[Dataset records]
◆ ◆ ◆

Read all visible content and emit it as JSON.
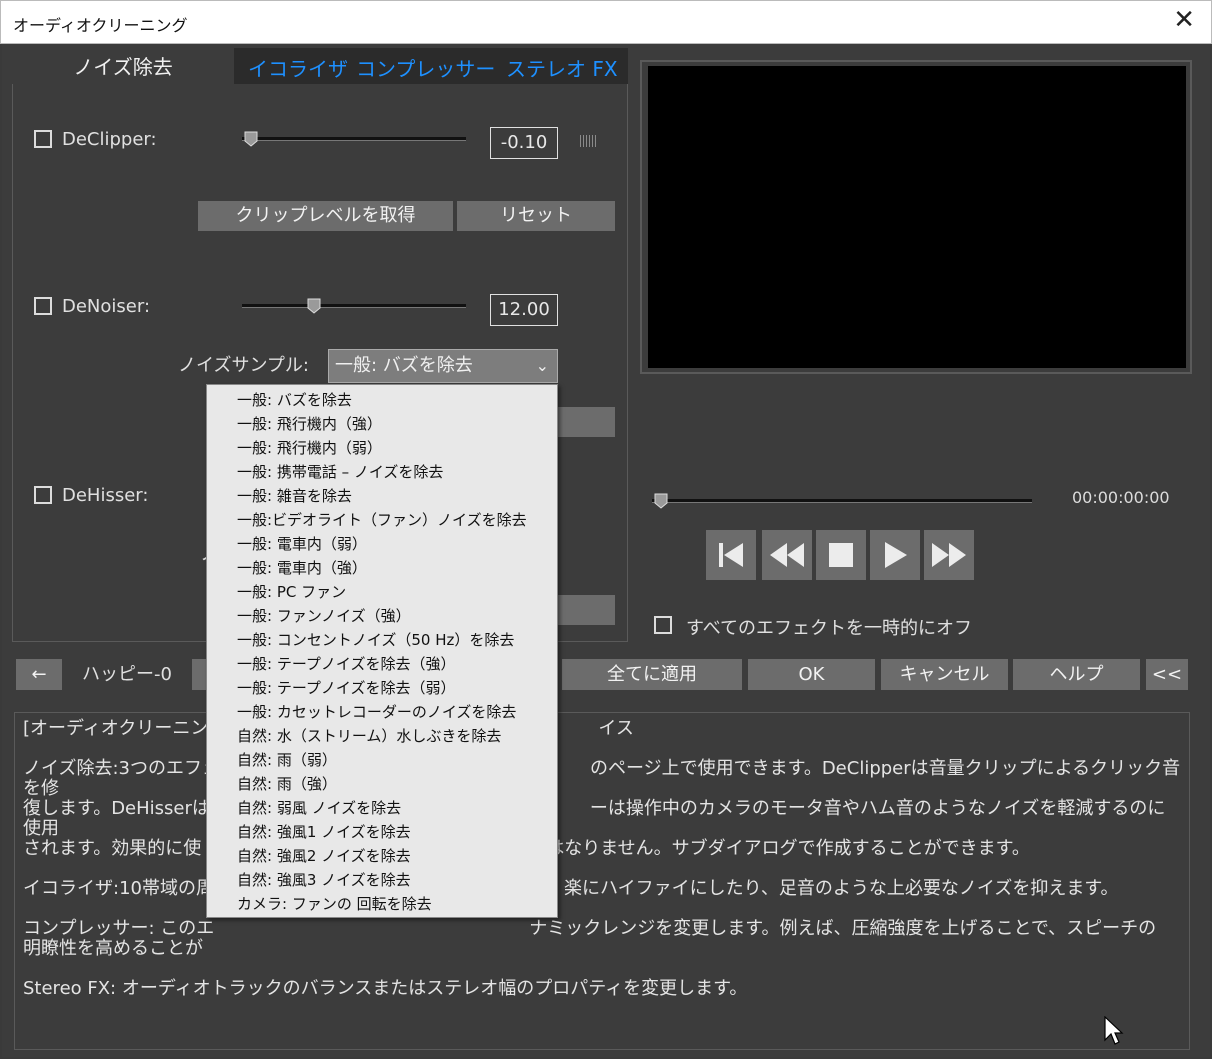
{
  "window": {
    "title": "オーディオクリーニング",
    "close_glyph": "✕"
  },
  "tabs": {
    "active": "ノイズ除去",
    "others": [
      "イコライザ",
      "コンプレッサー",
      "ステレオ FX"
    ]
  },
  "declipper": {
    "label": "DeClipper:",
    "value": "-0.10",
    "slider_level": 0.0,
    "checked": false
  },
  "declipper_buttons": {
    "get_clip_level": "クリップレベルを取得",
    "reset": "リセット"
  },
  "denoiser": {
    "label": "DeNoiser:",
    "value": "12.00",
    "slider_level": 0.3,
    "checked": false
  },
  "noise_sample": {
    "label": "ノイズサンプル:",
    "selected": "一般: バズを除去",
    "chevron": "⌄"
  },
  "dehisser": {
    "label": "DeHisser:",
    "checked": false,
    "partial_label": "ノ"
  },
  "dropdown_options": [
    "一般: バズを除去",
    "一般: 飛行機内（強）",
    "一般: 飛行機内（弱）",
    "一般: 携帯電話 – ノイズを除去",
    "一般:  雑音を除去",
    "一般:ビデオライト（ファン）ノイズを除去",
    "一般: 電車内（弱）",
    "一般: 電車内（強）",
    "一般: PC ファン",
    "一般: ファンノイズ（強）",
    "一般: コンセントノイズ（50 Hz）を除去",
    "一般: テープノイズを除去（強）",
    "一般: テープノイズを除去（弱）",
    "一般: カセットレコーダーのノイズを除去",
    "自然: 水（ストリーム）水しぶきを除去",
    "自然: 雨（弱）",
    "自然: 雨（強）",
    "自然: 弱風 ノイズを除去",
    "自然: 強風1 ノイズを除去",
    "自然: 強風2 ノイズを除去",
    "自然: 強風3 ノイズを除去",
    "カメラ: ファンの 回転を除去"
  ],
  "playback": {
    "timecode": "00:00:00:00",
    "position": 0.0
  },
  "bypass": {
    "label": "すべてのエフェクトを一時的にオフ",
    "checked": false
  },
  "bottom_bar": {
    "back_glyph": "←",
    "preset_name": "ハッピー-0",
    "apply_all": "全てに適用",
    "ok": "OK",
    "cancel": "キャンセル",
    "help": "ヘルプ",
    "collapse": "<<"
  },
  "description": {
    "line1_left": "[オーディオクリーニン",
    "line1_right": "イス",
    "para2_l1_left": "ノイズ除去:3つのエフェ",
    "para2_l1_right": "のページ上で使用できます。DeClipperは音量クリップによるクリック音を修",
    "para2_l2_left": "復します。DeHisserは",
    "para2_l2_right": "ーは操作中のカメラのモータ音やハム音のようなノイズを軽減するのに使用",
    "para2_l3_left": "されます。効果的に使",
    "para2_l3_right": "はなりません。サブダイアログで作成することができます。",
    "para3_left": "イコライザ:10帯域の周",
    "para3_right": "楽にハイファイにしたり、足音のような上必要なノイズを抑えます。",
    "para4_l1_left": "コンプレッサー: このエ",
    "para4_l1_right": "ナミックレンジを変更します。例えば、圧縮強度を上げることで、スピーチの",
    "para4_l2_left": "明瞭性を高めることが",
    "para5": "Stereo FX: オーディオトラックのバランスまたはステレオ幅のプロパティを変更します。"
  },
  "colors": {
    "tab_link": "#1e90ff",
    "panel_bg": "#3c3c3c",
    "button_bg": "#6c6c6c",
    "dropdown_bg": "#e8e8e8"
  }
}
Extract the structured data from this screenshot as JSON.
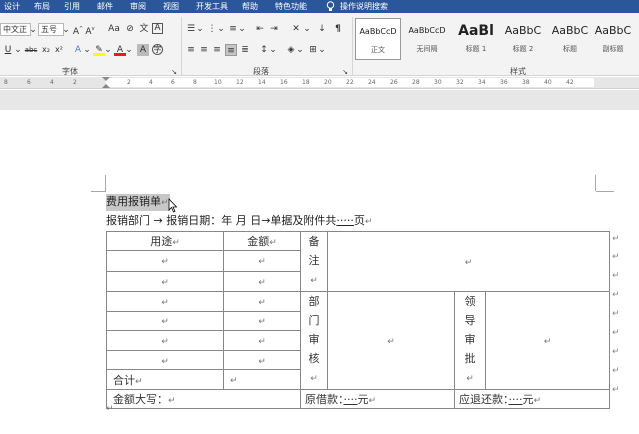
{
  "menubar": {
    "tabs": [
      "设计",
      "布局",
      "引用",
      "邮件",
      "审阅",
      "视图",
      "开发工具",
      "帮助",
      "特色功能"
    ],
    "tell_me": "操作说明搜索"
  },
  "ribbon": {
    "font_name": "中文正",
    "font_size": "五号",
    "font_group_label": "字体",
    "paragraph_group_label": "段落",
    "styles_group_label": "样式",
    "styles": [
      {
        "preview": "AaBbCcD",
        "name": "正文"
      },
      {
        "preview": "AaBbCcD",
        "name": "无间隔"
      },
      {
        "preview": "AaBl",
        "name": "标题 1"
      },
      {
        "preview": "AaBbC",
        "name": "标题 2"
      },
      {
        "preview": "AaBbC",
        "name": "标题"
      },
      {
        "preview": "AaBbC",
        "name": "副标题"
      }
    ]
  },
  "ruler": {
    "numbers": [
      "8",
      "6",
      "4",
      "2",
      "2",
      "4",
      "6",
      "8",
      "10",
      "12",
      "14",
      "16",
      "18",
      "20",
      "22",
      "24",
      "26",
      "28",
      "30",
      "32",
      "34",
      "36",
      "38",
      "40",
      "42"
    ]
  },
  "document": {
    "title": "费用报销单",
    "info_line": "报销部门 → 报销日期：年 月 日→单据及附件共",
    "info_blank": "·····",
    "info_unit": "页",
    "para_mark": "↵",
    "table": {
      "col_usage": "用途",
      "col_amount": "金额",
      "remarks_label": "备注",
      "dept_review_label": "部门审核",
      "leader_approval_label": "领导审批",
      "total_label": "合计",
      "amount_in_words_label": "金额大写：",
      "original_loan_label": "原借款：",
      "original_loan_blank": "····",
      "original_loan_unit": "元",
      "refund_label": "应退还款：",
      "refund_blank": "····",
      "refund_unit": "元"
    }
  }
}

◆ ◆ ◆

Written request:
Pictures in the records should not appear in your copy, but everything else must be transcribed exactly.

Response to the task:
Read all visible content and emit it as JSON.
{
  "window": {
    "title": "オーディオクリーニング",
    "close_glyph": "✕"
  },
  "tabs": {
    "active": "ノイズ除去",
    "others": [
      "イコライザ",
      "コンプレッサー",
      "ステレオ FX"
    ]
  },
  "declipper": {
    "label": "DeClipper:",
    "value": "-0.10",
    "slider_level": 0.0,
    "checked": false
  },
  "declipper_buttons": {
    "get_clip_level": "クリップレベルを取得",
    "reset": "リセット"
  },
  "denoiser": {
    "label": "DeNoiser:",
    "value": "12.00",
    "slider_level": 0.3,
    "checked": false
  },
  "noise_sample": {
    "label": "ノイズサンプル:",
    "selected": "一般: バズを除去",
    "chevron": "⌄"
  },
  "dehisser": {
    "label": "DeHisser:",
    "checked": false,
    "partial_label": "ノ"
  },
  "dropdown_options": [
    "一般: バズを除去",
    "一般: 飛行機内（強）",
    "一般: 飛行機内（弱）",
    "一般: 携帯電話 – ノイズを除去",
    "一般:  雑音を除去",
    "一般:ビデオライト（ファン）ノイズを除去",
    "一般: 電車内（弱）",
    "一般: 電車内（強）",
    "一般: PC ファン",
    "一般: ファンノイズ（強）",
    "一般: コンセントノイズ（50 Hz）を除去",
    "一般: テープノイズを除去（強）",
    "一般: テープノイズを除去（弱）",
    "一般: カセットレコーダーのノイズを除去",
    "自然: 水（ストリーム）水しぶきを除去",
    "自然: 雨（弱）",
    "自然: 雨（強）",
    "自然: 弱風 ノイズを除去",
    "自然: 強風1 ノイズを除去",
    "自然: 強風2 ノイズを除去",
    "自然: 強風3 ノイズを除去",
    "カメラ: ファンの 回転を除去"
  ],
  "playback": {
    "timecode": "00:00:00:00",
    "position": 0.0
  },
  "bypass": {
    "label": "すべてのエフェクトを一時的にオフ",
    "checked": false
  },
  "bottom_bar": {
    "back_glyph": "←",
    "preset_name": "ハッピー-0",
    "apply_all": "全てに適用",
    "ok": "OK",
    "cancel": "キャンセル",
    "help": "ヘルプ",
    "collapse": "<<"
  },
  "description": {
    "line1_left": "[オーディオクリーニン",
    "line1_right": "イス",
    "para2_l1_left": "ノイズ除去:3つのエフェ",
    "para2_l1_right": "のページ上で使用できます。DeClipperは音量クリップによるクリック音を修",
    "para2_l2_left": "復します。DeHisserは",
    "para2_l2_right": "ーは操作中のカメラのモータ音やハム音のようなノイズを軽減するのに使用",
    "para2_l3_left": "されます。効果的に使",
    "para2_l3_right": "はなりません。サブダイアログで作成することができます。",
    "para3_left": "イコライザ:10帯域の周",
    "para3_right": "楽にハイファイにしたり、足音のような上必要なノイズを抑えます。",
    "para4_l1_left": "コンプレッサー: このエ",
    "para4_l1_right": "ナミックレンジを変更します。例えば、圧縮強度を上げることで、スピーチの",
    "para4_l2_left": "明瞭性を高めることが",
    "para5": "Stereo FX: オーディオトラックのバランスまたはステレオ幅のプロパティを変更します。"
  },
  "colors": {
    "tab_link": "#1e90ff",
    "panel_bg": "#3c3c3c",
    "button_bg": "#6c6c6c",
    "dropdown_bg": "#e8e8e8"
  }
}
Extract the structured data from this screenshot as JSON.
{
  "menubar": {
    "tabs": [
      "设计",
      "布局",
      "引用",
      "邮件",
      "审阅",
      "视图",
      "开发工具",
      "帮助",
      "特色功能"
    ],
    "tell_me": "操作说明搜索"
  },
  "ribbon": {
    "font_name": "中文正",
    "font_size": "五号",
    "font_group_label": "字体",
    "paragraph_group_label": "段落",
    "styles_group_label": "样式",
    "styles": [
      {
        "preview": "AaBbCcD",
        "name": "正文"
      },
      {
        "preview": "AaBbCcD",
        "name": "无间隔"
      },
      {
        "preview": "AaBl",
        "name": "标题 1"
      },
      {
        "preview": "AaBbC",
        "name": "标题 2"
      },
      {
        "preview": "AaBbC",
        "name": "标题"
      },
      {
        "preview": "AaBbC",
        "name": "副标题"
      }
    ]
  },
  "ruler": {
    "numbers": [
      "8",
      "6",
      "4",
      "2",
      "2",
      "4",
      "6",
      "8",
      "10",
      "12",
      "14",
      "16",
      "18",
      "20",
      "22",
      "24",
      "26",
      "28",
      "30",
      "32",
      "34",
      "36",
      "38",
      "40",
      "42"
    ]
  },
  "document": {
    "title": "费用报销单",
    "info_line": "报销部门 → 报销日期：年 月 日→单据及附件共",
    "info_blank": "·····",
    "info_unit": "页",
    "para_mark": "↵",
    "table": {
      "col_usage": "用途",
      "col_amount": "金额",
      "remarks_label": "备注",
      "dept_review_label": "部门审核",
      "leader_approval_label": "领导审批",
      "total_label": "合计",
      "amount_in_words_label": "金额大写：",
      "original_loan_label": "原借款：",
      "original_loan_blank": "····",
      "original_loan_unit": "元",
      "refund_label": "应退还款：",
      "refund_blank": "····",
      "refund_unit": "元"
    }
  }
}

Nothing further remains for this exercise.